■ EXERCISE DETAILS
Your task is to reproduce the entries below word for word.

+++ GIVEN DATA +++

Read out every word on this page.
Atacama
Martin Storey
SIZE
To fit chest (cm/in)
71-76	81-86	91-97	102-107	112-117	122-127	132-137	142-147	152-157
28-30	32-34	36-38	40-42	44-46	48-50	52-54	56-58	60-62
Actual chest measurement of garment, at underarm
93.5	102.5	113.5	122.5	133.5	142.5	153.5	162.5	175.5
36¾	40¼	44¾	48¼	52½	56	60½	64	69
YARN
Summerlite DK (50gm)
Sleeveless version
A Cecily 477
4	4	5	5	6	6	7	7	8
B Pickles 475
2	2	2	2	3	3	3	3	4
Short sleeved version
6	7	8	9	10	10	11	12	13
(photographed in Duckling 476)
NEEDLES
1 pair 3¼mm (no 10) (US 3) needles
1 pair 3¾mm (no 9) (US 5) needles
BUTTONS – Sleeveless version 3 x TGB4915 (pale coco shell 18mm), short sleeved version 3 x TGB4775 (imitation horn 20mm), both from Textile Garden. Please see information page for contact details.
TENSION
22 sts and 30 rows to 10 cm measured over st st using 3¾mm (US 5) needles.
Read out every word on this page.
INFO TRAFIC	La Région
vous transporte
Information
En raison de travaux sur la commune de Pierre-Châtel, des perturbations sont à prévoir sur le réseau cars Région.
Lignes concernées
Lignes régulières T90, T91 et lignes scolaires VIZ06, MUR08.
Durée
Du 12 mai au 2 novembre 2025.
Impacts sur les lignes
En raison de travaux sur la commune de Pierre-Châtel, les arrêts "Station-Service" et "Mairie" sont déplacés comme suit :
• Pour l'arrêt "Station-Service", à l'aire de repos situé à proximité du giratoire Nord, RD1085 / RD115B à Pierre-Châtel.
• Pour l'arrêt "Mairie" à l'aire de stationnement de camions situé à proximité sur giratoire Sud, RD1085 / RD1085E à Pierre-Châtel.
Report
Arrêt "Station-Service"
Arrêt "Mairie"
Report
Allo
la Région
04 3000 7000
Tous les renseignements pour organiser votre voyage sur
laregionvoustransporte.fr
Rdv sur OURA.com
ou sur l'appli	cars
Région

+++

■ OUTPUT FOR THIS EXERCISE
Read out every word on this page.
Atacama
Martin Storey
SIZE
To fit chest (cm/in)
71-76	81-86	91-97	102-107	112-117	122-127	132-137	142-147	152-157
28-30	32-34	36-38	40-42	44-46	48-50	52-54	56-58	60-62
Actual chest measurement of garment, at underarm
93.5	102.5	113.5	122.5	133.5	142.5	153.5	162.5	175.5
36¾	40¼	44¾	48¼	52½	56	60½	64	69
YARN
Summerlite DK (50gm)
Sleeveless version
A Cecily 477
4	4	5	5	6	6	7	7	8
B Pickles 475
2	2	2	2	3	3	3	3	4
Short sleeved version
6	7	8	9	10	10	11	12	13
(photographed in Duckling 476)
NEEDLES
1 pair 3¼mm (no 10) (US 3) needles
1 pair 3¾mm (no 9) (US 5) needles
BUTTONS – Sleeveless version 3 x TGB4915 (pale coco shell 18mm), short sleeved version 3 x TGB4775 (imitation horn 20mm), both from Textile Garden. Please see information page for contact details.
TENSION
22 sts and 30 rows to 10 cm measured over st st using 3¾mm (US 5) needles.
Read out every word on this page.
INFO TRAFIC	La Région
vous transporte
Information
En raison de travaux sur la commune de Pierre-Châtel, des perturbations sont à prévoir sur le réseau cars Région.
Lignes concernées
Lignes régulières T90, T91 et lignes scolaires VIZ06, MUR08.
Durée
Du 12 mai au 2 novembre 2025.
Impacts sur les lignes
En raison de travaux sur la commune de Pierre-Châtel, les arrêts "Station-Service" et "Mairie" sont déplacés comme suit :
• Pour l'arrêt "Station-Service", à l'aire de repos situé à proximité du giratoire Nord, RD1085 / RD115B à Pierre-Châtel.
• Pour l'arrêt "Mairie" à l'aire de stationnement de camions situé à proximité sur giratoire Sud, RD1085 / RD1085E à Pierre-Châtel.
Report
Arrêt "Station-Service"
Arrêt "Mairie"
Report
Allo
la Région
04 3000 7000
Tous les renseignements pour organiser votre voyage sur
laregionvoustransporte.fr
Rdv sur OURA.com
ou sur l'appli	cars
Région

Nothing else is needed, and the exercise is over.